Stored data entries:
Begin
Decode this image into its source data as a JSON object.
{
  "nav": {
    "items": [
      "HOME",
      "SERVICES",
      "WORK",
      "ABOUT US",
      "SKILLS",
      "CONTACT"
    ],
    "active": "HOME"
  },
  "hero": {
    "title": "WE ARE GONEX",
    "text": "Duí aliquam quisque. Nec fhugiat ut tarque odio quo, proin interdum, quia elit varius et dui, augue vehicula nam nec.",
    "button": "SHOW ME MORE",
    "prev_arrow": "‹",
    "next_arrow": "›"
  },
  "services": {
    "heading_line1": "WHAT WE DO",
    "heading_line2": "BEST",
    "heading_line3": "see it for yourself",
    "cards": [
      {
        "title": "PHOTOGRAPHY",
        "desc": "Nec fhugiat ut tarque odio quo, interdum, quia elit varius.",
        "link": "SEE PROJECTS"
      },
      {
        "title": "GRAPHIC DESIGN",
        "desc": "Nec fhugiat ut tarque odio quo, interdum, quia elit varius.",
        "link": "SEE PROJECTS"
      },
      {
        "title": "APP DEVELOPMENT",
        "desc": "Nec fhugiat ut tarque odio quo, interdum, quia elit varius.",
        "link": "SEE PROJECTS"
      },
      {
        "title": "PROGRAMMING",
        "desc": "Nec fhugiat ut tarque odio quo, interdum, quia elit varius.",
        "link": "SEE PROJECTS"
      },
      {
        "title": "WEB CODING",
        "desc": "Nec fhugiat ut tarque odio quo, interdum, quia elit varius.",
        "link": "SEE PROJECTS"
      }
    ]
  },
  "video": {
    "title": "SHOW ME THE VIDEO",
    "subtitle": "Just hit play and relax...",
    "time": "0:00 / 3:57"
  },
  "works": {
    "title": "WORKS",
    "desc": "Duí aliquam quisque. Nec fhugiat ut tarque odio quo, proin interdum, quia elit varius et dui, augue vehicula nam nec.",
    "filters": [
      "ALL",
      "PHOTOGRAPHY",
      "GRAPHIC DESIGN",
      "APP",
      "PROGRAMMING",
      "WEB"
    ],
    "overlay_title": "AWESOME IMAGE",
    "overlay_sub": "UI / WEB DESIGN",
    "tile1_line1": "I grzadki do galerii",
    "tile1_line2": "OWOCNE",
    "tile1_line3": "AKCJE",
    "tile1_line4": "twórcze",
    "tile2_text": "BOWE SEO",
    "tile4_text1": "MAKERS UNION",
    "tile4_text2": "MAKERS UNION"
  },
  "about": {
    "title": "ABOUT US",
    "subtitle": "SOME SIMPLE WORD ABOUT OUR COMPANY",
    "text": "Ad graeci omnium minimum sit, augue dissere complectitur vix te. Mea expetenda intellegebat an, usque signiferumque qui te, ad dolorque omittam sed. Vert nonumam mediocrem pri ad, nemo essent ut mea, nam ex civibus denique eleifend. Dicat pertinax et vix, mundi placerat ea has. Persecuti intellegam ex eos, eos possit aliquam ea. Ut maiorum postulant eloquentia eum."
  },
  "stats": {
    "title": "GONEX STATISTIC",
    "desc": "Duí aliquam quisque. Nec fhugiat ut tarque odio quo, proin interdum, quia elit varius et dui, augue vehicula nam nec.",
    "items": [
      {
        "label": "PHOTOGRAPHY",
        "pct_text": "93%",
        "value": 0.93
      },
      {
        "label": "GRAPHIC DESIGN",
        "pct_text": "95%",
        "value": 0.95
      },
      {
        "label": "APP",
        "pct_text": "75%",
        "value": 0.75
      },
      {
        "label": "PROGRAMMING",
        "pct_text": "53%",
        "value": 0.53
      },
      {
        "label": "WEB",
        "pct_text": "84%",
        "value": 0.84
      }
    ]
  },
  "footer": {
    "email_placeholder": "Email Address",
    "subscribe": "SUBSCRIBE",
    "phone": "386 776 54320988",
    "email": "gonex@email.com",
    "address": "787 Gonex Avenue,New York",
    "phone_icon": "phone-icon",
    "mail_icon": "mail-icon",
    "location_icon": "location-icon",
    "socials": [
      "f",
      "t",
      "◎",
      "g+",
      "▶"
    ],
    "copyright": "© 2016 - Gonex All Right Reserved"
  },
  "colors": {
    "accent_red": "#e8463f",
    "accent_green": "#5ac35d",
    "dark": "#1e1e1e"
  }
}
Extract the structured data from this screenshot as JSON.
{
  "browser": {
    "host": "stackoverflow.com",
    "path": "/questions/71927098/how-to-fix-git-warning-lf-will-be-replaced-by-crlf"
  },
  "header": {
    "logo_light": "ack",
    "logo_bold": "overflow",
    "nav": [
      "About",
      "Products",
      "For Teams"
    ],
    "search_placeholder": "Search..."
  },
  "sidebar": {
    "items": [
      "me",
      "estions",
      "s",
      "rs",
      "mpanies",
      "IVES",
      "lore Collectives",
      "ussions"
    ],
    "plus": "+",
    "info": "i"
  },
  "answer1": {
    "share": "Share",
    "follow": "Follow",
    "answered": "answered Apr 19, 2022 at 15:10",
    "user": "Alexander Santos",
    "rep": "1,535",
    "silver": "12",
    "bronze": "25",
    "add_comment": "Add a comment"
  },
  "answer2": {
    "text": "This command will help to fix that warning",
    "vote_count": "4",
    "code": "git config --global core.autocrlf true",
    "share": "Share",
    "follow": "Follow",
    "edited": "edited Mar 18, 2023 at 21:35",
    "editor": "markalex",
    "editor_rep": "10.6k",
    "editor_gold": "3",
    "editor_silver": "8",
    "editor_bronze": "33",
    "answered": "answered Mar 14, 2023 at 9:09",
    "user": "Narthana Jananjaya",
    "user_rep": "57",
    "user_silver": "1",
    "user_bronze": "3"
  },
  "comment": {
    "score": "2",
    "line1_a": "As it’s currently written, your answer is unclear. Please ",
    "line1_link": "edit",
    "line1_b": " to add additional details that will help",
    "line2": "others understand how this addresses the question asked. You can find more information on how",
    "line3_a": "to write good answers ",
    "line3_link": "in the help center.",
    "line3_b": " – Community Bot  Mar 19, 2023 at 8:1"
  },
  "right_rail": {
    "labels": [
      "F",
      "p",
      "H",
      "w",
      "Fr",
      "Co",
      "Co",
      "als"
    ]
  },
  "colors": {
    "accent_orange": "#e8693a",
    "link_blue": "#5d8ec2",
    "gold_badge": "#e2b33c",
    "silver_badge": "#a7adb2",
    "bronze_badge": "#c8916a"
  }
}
End
* [To be done]
Extract every line above exactly as it stands.

* [Right answer]
Decode this image into its source data as a JSON object.
{
  "nav": {
    "items": [
      "HOME",
      "SERVICES",
      "WORK",
      "ABOUT US",
      "SKILLS",
      "CONTACT"
    ],
    "active": "HOME"
  },
  "hero": {
    "title": "WE ARE GONEX",
    "text": "Duí aliquam quisque. Nec fhugiat ut tarque odio quo, proin interdum, quia elit varius et dui, augue vehicula nam nec.",
    "button": "SHOW ME MORE",
    "prev_arrow": "‹",
    "next_arrow": "›"
  },
  "services": {
    "heading_line1": "WHAT WE DO",
    "heading_line2": "BEST",
    "heading_line3": "see it for yourself",
    "cards": [
      {
        "title": "PHOTOGRAPHY",
        "desc": "Nec fhugiat ut tarque odio quo, interdum, quia elit varius.",
        "link": "SEE PROJECTS"
      },
      {
        "title": "GRAPHIC DESIGN",
        "desc": "Nec fhugiat ut tarque odio quo, interdum, quia elit varius.",
        "link": "SEE PROJECTS"
      },
      {
        "title": "APP DEVELOPMENT",
        "desc": "Nec fhugiat ut tarque odio quo, interdum, quia elit varius.",
        "link": "SEE PROJECTS"
      },
      {
        "title": "PROGRAMMING",
        "desc": "Nec fhugiat ut tarque odio quo, interdum, quia elit varius.",
        "link": "SEE PROJECTS"
      },
      {
        "title": "WEB CODING",
        "desc": "Nec fhugiat ut tarque odio quo, interdum, quia elit varius.",
        "link": "SEE PROJECTS"
      }
    ]
  },
  "video": {
    "title": "SHOW ME THE VIDEO",
    "subtitle": "Just hit play and relax...",
    "time": "0:00 / 3:57"
  },
  "works": {
    "title": "WORKS",
    "desc": "Duí aliquam quisque. Nec fhugiat ut tarque odio quo, proin interdum, quia elit varius et dui, augue vehicula nam nec.",
    "filters": [
      "ALL",
      "PHOTOGRAPHY",
      "GRAPHIC DESIGN",
      "APP",
      "PROGRAMMING",
      "WEB"
    ],
    "overlay_title": "AWESOME IMAGE",
    "overlay_sub": "UI / WEB DESIGN",
    "tile1_line1": "I grzadki do galerii",
    "tile1_line2": "OWOCNE",
    "tile1_line3": "AKCJE",
    "tile1_line4": "twórcze",
    "tile2_text": "BOWE SEO",
    "tile4_text1": "MAKERS UNION",
    "tile4_text2": "MAKERS UNION"
  },
  "about": {
    "title": "ABOUT US",
    "subtitle": "SOME SIMPLE WORD ABOUT OUR COMPANY",
    "text": "Ad graeci omnium minimum sit, augue dissere complectitur vix te. Mea expetenda intellegebat an, usque signiferumque qui te, ad dolorque omittam sed. Vert nonumam mediocrem pri ad, nemo essent ut mea, nam ex civibus denique eleifend. Dicat pertinax et vix, mundi placerat ea has. Persecuti intellegam ex eos, eos possit aliquam ea. Ut maiorum postulant eloquentia eum."
  },
  "stats": {
    "title": "GONEX STATISTIC",
    "desc": "Duí aliquam quisque. Nec fhugiat ut tarque odio quo, proin interdum, quia elit varius et dui, augue vehicula nam nec.",
    "items": [
      {
        "label": "PHOTOGRAPHY",
        "pct_text": "93%",
        "value": 0.93
      },
      {
        "label": "GRAPHIC DESIGN",
        "pct_text": "95%",
        "value": 0.95
      },
      {
        "label": "APP",
        "pct_text": "75%",
        "value": 0.75
      },
      {
        "label": "PROGRAMMING",
        "pct_text": "53%",
        "value": 0.53
      },
      {
        "label": "WEB",
        "pct_text": "84%",
        "value": 0.84
      }
    ]
  },
  "footer": {
    "email_placeholder": "Email Address",
    "subscribe": "SUBSCRIBE",
    "phone": "386 776 54320988",
    "email": "gonex@email.com",
    "address": "787 Gonex Avenue,New York",
    "phone_icon": "phone-icon",
    "mail_icon": "mail-icon",
    "location_icon": "location-icon",
    "socials": [
      "f",
      "t",
      "◎",
      "g+",
      "▶"
    ],
    "copyright": "© 2016 - Gonex All Right Reserved"
  },
  "colors": {
    "accent_red": "#e8463f",
    "accent_green": "#5ac35d",
    "dark": "#1e1e1e"
  }
}
Extract the structured data from this screenshot as JSON.
{
  "browser": {
    "host": "stackoverflow.com",
    "path": "/questions/71927098/how-to-fix-git-warning-lf-will-be-replaced-by-crlf"
  },
  "header": {
    "logo_light": "ack",
    "logo_bold": "overflow",
    "nav": [
      "About",
      "Products",
      "For Teams"
    ],
    "search_placeholder": "Search..."
  },
  "sidebar": {
    "items": [
      "me",
      "estions",
      "s",
      "rs",
      "mpanies",
      "IVES",
      "lore Collectives",
      "ussions"
    ],
    "plus": "+",
    "info": "i"
  },
  "answer1": {
    "share": "Share",
    "follow": "Follow",
    "answered": "answered Apr 19, 2022 at 15:10",
    "user": "Alexander Santos",
    "rep": "1,535",
    "silver": "12",
    "bronze": "25",
    "add_comment": "Add a comment"
  },
  "answer2": {
    "text": "This command will help to fix that warning",
    "vote_count": "4",
    "code": "git config --global core.autocrlf true",
    "share": "Share",
    "follow": "Follow",
    "edited": "edited Mar 18, 2023 at 21:35",
    "editor": "markalex",
    "editor_rep": "10.6k",
    "editor_gold": "3",
    "editor_silver": "8",
    "editor_bronze": "33",
    "answered": "answered Mar 14, 2023 at 9:09",
    "user": "Narthana Jananjaya",
    "user_rep": "57",
    "user_silver": "1",
    "user_bronze": "3"
  },
  "comment": {
    "score": "2",
    "line1_a": "As it’s currently written, your answer is unclear. Please ",
    "line1_link": "edit",
    "line1_b": " to add additional details that will help",
    "line2": "others understand how this addresses the question asked. You can find more information on how",
    "line3_a": "to write good answers ",
    "line3_link": "in the help center.",
    "line3_b": " – Community Bot  Mar 19, 2023 at 8:1"
  },
  "right_rail": {
    "labels": [
      "F",
      "p",
      "H",
      "w",
      "Fr",
      "Co",
      "Co",
      "als"
    ]
  },
  "colors": {
    "accent_orange": "#e8693a",
    "link_blue": "#5d8ec2",
    "gold_badge": "#e2b33c",
    "silver_badge": "#a7adb2",
    "bronze_badge": "#c8916a"
  }
}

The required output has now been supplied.